Collected data entries:
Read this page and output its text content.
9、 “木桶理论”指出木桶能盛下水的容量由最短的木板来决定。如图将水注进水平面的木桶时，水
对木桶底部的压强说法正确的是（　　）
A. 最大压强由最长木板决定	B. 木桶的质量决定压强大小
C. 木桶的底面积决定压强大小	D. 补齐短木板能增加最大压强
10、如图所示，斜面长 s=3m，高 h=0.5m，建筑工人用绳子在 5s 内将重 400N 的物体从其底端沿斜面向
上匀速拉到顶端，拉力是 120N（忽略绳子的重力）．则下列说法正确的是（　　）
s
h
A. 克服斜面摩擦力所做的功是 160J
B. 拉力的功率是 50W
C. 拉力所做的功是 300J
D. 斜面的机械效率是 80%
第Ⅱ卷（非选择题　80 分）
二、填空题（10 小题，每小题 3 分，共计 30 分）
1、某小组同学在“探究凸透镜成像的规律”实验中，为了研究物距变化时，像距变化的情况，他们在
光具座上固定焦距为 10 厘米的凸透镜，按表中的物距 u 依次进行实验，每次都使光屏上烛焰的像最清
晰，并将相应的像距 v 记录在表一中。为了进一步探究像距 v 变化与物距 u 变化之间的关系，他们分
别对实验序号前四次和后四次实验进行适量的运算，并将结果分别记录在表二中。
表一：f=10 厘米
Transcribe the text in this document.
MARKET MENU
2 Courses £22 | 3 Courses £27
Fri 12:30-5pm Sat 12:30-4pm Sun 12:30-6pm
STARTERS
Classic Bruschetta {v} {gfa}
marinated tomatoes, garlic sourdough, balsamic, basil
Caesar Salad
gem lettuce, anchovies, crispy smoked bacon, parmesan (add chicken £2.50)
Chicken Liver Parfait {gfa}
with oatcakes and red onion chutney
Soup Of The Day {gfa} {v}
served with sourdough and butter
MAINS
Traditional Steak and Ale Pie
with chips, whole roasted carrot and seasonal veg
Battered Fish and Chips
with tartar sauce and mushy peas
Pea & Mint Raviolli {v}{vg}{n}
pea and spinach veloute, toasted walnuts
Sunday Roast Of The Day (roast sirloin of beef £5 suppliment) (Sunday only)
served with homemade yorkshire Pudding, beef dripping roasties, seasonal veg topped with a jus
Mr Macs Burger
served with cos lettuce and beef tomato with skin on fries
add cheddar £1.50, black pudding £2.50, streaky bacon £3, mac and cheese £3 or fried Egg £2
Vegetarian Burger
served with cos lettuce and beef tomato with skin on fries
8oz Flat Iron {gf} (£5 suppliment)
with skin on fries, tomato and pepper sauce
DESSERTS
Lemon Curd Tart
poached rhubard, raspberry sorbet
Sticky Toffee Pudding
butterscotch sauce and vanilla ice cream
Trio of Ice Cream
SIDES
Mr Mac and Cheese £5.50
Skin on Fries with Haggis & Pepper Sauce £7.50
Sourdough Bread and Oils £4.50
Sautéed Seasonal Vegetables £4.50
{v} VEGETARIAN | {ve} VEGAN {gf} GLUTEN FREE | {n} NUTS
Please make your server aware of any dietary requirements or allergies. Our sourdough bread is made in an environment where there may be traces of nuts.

SHORT TASK:
Choose all lines containing the string "with" and copy them out.

ANSWER BELOW:
with oatcakes and red onion chutney
served with sourdough and butter
with chips, whole roasted carrot and seasonal veg
with tartar sauce and mushy peas
served with homemade yorkshire Pudding, beef dripping roasties, seasonal veg topped with a jus
served with cos lettuce and beef tomato with skin on fries
served with cos lettuce and beef tomato with skin on fries
with skin on fries, tomato and pepper sauce
Skin on Fries with Haggis & Pepper Sauce £7.50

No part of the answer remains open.